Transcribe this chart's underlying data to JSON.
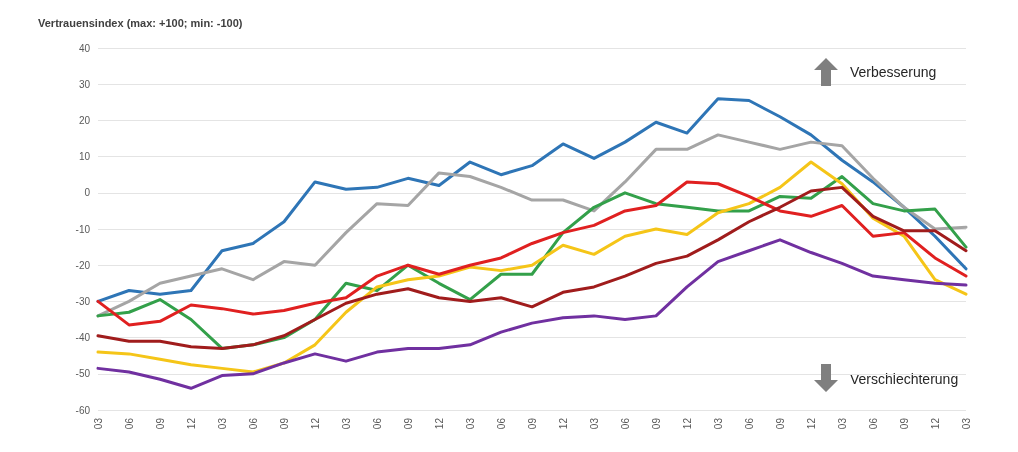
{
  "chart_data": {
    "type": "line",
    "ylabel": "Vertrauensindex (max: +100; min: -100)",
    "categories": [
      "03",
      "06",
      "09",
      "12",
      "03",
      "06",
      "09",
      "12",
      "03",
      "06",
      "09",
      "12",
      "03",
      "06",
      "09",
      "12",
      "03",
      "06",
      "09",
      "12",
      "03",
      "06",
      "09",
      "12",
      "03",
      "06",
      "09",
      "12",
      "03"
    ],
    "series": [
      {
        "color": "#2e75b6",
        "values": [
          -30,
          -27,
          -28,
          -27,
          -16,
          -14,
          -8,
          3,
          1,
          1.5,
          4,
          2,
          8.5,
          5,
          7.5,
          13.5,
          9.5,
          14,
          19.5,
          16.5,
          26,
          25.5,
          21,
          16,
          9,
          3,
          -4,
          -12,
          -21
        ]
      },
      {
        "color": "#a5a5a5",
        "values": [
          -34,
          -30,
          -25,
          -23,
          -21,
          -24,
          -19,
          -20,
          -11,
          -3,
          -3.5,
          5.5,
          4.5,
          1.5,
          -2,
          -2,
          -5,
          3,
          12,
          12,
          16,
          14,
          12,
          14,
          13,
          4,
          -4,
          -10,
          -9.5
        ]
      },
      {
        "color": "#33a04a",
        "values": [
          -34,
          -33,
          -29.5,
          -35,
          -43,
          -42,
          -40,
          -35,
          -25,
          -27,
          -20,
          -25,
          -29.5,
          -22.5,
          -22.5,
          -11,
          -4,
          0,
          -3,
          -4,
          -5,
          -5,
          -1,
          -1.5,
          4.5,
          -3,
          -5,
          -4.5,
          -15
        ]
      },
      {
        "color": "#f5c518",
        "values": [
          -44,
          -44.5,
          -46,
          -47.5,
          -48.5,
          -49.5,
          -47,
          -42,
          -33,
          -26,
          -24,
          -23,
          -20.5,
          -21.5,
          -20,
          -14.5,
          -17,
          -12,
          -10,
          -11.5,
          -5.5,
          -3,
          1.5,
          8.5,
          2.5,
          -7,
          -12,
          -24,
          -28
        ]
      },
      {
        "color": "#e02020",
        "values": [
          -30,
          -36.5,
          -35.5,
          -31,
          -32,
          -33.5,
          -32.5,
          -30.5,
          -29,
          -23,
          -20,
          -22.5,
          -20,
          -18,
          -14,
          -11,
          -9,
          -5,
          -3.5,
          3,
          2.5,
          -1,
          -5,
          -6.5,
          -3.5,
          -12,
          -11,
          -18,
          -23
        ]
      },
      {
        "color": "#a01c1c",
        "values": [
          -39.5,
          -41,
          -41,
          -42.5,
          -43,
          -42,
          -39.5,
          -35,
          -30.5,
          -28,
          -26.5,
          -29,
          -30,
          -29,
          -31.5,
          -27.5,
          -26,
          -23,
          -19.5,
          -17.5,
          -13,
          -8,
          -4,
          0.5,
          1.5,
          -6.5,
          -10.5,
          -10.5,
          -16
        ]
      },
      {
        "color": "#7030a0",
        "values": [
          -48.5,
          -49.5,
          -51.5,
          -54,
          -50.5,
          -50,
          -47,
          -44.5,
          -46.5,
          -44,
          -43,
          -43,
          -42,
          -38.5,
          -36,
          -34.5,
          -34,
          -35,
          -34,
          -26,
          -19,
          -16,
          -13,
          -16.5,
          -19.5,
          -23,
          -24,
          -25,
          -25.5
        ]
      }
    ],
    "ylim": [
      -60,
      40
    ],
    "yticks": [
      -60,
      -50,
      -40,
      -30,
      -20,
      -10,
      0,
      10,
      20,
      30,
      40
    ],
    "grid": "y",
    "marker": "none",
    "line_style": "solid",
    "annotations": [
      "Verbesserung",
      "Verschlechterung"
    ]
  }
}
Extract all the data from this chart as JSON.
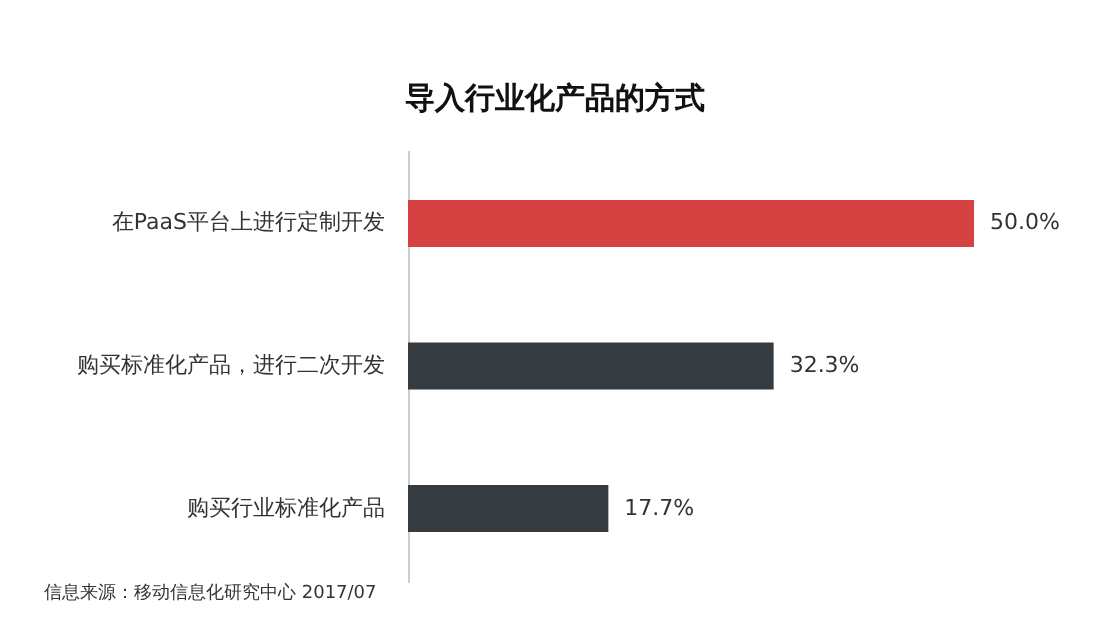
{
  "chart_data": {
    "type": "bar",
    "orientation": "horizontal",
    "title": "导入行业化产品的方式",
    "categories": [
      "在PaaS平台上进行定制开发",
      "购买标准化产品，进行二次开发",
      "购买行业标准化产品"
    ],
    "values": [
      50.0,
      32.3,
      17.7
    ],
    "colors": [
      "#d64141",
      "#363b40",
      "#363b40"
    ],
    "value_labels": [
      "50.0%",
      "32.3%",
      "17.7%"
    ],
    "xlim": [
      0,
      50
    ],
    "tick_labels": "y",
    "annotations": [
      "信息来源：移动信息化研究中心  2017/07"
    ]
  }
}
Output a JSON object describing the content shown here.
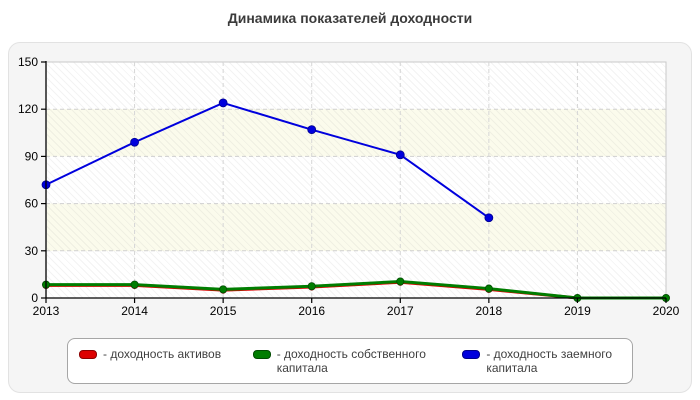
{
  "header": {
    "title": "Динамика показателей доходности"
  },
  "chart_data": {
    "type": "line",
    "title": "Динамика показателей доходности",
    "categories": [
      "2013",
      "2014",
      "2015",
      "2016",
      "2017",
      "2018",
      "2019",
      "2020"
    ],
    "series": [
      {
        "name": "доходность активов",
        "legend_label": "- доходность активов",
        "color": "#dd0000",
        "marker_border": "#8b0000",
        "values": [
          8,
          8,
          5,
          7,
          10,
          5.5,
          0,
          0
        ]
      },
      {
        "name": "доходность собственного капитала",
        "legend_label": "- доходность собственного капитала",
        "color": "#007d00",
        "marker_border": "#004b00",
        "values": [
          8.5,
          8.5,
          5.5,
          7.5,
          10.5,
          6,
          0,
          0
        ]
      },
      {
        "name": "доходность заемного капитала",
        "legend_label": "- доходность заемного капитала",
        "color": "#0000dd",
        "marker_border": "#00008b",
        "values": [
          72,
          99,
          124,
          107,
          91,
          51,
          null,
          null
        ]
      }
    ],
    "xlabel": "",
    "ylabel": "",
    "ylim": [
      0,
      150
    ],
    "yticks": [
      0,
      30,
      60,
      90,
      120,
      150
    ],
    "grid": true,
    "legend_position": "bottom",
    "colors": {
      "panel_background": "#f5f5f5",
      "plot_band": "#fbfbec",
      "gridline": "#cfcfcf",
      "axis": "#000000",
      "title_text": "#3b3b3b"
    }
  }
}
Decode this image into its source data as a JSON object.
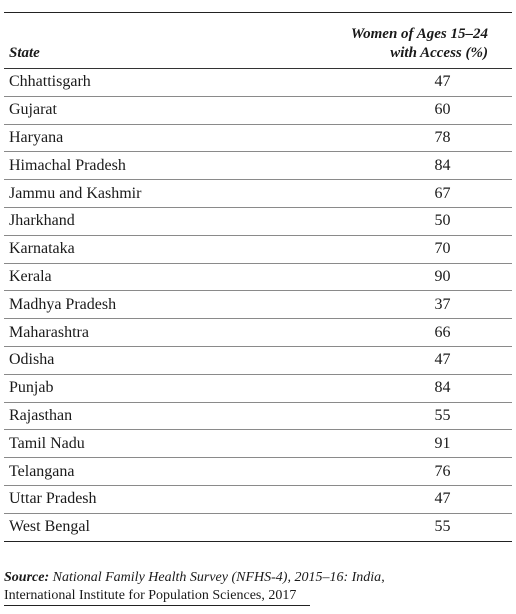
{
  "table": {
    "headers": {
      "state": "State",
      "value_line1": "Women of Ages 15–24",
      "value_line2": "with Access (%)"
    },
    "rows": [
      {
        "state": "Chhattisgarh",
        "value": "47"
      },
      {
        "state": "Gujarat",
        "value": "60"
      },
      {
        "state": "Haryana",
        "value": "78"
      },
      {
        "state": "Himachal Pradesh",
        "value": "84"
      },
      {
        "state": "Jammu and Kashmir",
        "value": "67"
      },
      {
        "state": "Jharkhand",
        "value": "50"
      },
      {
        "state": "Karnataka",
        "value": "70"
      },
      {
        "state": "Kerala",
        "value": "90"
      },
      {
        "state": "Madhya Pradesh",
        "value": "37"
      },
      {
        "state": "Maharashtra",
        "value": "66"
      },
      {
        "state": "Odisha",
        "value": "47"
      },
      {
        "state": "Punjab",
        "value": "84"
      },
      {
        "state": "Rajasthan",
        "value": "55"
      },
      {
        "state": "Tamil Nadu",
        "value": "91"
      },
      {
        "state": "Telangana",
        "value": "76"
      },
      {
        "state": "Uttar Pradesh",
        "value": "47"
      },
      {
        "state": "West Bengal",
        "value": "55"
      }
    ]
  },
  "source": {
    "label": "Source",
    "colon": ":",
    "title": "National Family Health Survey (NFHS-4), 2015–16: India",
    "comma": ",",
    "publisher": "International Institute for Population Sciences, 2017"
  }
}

——

→ EXERCISE INSTRUCTIONS
Copy out every line of the material above exactly, skipping the pictures.

→ EXERCISE OUTPUT
Transcribe this chart's underlying data to JSON.
{
  "chart_data": {
    "type": "line",
    "ylabel": "Vertrauensindex (max: +100; min: -100)",
    "categories": [
      "03",
      "06",
      "09",
      "12",
      "03",
      "06",
      "09",
      "12",
      "03",
      "06",
      "09",
      "12",
      "03",
      "06",
      "09",
      "12",
      "03",
      "06",
      "09",
      "12",
      "03",
      "06",
      "09",
      "12",
      "03",
      "06",
      "09",
      "12",
      "03"
    ],
    "series": [
      {
        "color": "#2e75b6",
        "values": [
          -30,
          -27,
          -28,
          -27,
          -16,
          -14,
          -8,
          3,
          1,
          1.5,
          4,
          2,
          8.5,
          5,
          7.5,
          13.5,
          9.5,
          14,
          19.5,
          16.5,
          26,
          25.5,
          21,
          16,
          9,
          3,
          -4,
          -12,
          -21
        ]
      },
      {
        "color": "#a5a5a5",
        "values": [
          -34,
          -30,
          -25,
          -23,
          -21,
          -24,
          -19,
          -20,
          -11,
          -3,
          -3.5,
          5.5,
          4.5,
          1.5,
          -2,
          -2,
          -5,
          3,
          12,
          12,
          16,
          14,
          12,
          14,
          13,
          4,
          -4,
          -10,
          -9.5
        ]
      },
      {
        "color": "#33a04a",
        "values": [
          -34,
          -33,
          -29.5,
          -35,
          -43,
          -42,
          -40,
          -35,
          -25,
          -27,
          -20,
          -25,
          -29.5,
          -22.5,
          -22.5,
          -11,
          -4,
          0,
          -3,
          -4,
          -5,
          -5,
          -1,
          -1.5,
          4.5,
          -3,
          -5,
          -4.5,
          -15
        ]
      },
      {
        "color": "#f5c518",
        "values": [
          -44,
          -44.5,
          -46,
          -47.5,
          -48.5,
          -49.5,
          -47,
          -42,
          -33,
          -26,
          -24,
          -23,
          -20.5,
          -21.5,
          -20,
          -14.5,
          -17,
          -12,
          -10,
          -11.5,
          -5.5,
          -3,
          1.5,
          8.5,
          2.5,
          -7,
          -12,
          -24,
          -28
        ]
      },
      {
        "color": "#e02020",
        "values": [
          -30,
          -36.5,
          -35.5,
          -31,
          -32,
          -33.5,
          -32.5,
          -30.5,
          -29,
          -23,
          -20,
          -22.5,
          -20,
          -18,
          -14,
          -11,
          -9,
          -5,
          -3.5,
          3,
          2.5,
          -1,
          -5,
          -6.5,
          -3.5,
          -12,
          -11,
          -18,
          -23
        ]
      },
      {
        "color": "#a01c1c",
        "values": [
          -39.5,
          -41,
          -41,
          -42.5,
          -43,
          -42,
          -39.5,
          -35,
          -30.5,
          -28,
          -26.5,
          -29,
          -30,
          -29,
          -31.5,
          -27.5,
          -26,
          -23,
          -19.5,
          -17.5,
          -13,
          -8,
          -4,
          0.5,
          1.5,
          -6.5,
          -10.5,
          -10.5,
          -16
        ]
      },
      {
        "color": "#7030a0",
        "values": [
          -48.5,
          -49.5,
          -51.5,
          -54,
          -50.5,
          -50,
          -47,
          -44.5,
          -46.5,
          -44,
          -43,
          -43,
          -42,
          -38.5,
          -36,
          -34.5,
          -34,
          -35,
          -34,
          -26,
          -19,
          -16,
          -13,
          -16.5,
          -19.5,
          -23,
          -24,
          -25,
          -25.5
        ]
      }
    ],
    "ylim": [
      -60,
      40
    ],
    "yticks": [
      -60,
      -50,
      -40,
      -30,
      -20,
      -10,
      0,
      10,
      20,
      30,
      40
    ],
    "grid": "y",
    "marker": "none",
    "line_style": "solid",
    "annotations": [
      "Verbesserung",
      "Verschlechterung"
    ]
  }
}
Extract all the data from this chart as JSON.
{
  "chart_data": {
    "type": "bar",
    "orientation": "horizontal",
    "title": "导入行业化产品的方式",
    "categories": [
      "在PaaS平台上进行定制开发",
      "购买标准化产品，进行二次开发",
      "购买行业标准化产品"
    ],
    "values": [
      50.0,
      32.3,
      17.7
    ],
    "colors": [
      "#d64141",
      "#363b40",
      "#363b40"
    ],
    "value_labels": [
      "50.0%",
      "32.3%",
      "17.7%"
    ],
    "xlim": [
      0,
      50
    ],
    "tick_labels": "y",
    "annotations": [
      "信息来源：移动信息化研究中心  2017/07"
    ]
  }
}
Output a JSON object describing the content shown here.
{
  "header": {
    "title": "Динамика показателей доходности"
  },
  "chart_data": {
    "type": "line",
    "title": "Динамика показателей доходности",
    "categories": [
      "2013",
      "2014",
      "2015",
      "2016",
      "2017",
      "2018",
      "2019",
      "2020"
    ],
    "series": [
      {
        "name": "доходность активов",
        "legend_label": "- доходность активов",
        "color": "#dd0000",
        "marker_border": "#8b0000",
        "values": [
          8,
          8,
          5,
          7,
          10,
          5.5,
          0,
          0
        ]
      },
      {
        "name": "доходность собственного капитала",
        "legend_label": "- доходность собственного капитала",
        "color": "#007d00",
        "marker_border": "#004b00",
        "values": [
          8.5,
          8.5,
          5.5,
          7.5,
          10.5,
          6,
          0,
          0
        ]
      },
      {
        "name": "доходность заемного капитала",
        "legend_label": "- доходность заемного капитала",
        "color": "#0000dd",
        "marker_border": "#00008b",
        "values": [
          72,
          99,
          124,
          107,
          91,
          51,
          null,
          null
        ]
      }
    ],
    "xlabel": "",
    "ylabel": "",
    "ylim": [
      0,
      150
    ],
    "yticks": [
      0,
      30,
      60,
      90,
      120,
      150
    ],
    "grid": true,
    "legend_position": "bottom",
    "colors": {
      "panel_background": "#f5f5f5",
      "plot_band": "#fbfbec",
      "gridline": "#cfcfcf",
      "axis": "#000000",
      "title_text": "#3b3b3b"
    }
  }
}
Decode this image into its source data as a JSON object.
{
  "table": {
    "headers": {
      "state": "State",
      "value_line1": "Women of Ages 15–24",
      "value_line2": "with Access (%)"
    },
    "rows": [
      {
        "state": "Chhattisgarh",
        "value": "47"
      },
      {
        "state": "Gujarat",
        "value": "60"
      },
      {
        "state": "Haryana",
        "value": "78"
      },
      {
        "state": "Himachal Pradesh",
        "value": "84"
      },
      {
        "state": "Jammu and Kashmir",
        "value": "67"
      },
      {
        "state": "Jharkhand",
        "value": "50"
      },
      {
        "state": "Karnataka",
        "value": "70"
      },
      {
        "state": "Kerala",
        "value": "90"
      },
      {
        "state": "Madhya Pradesh",
        "value": "37"
      },
      {
        "state": "Maharashtra",
        "value": "66"
      },
      {
        "state": "Odisha",
        "value": "47"
      },
      {
        "state": "Punjab",
        "value": "84"
      },
      {
        "state": "Rajasthan",
        "value": "55"
      },
      {
        "state": "Tamil Nadu",
        "value": "91"
      },
      {
        "state": "Telangana",
        "value": "76"
      },
      {
        "state": "Uttar Pradesh",
        "value": "47"
      },
      {
        "state": "West Bengal",
        "value": "55"
      }
    ]
  },
  "source": {
    "label": "Source",
    "colon": ":",
    "title": "National Family Health Survey (NFHS-4), 2015–16: India",
    "comma": ",",
    "publisher": "International Institute for Population Sciences, 2017"
  }
}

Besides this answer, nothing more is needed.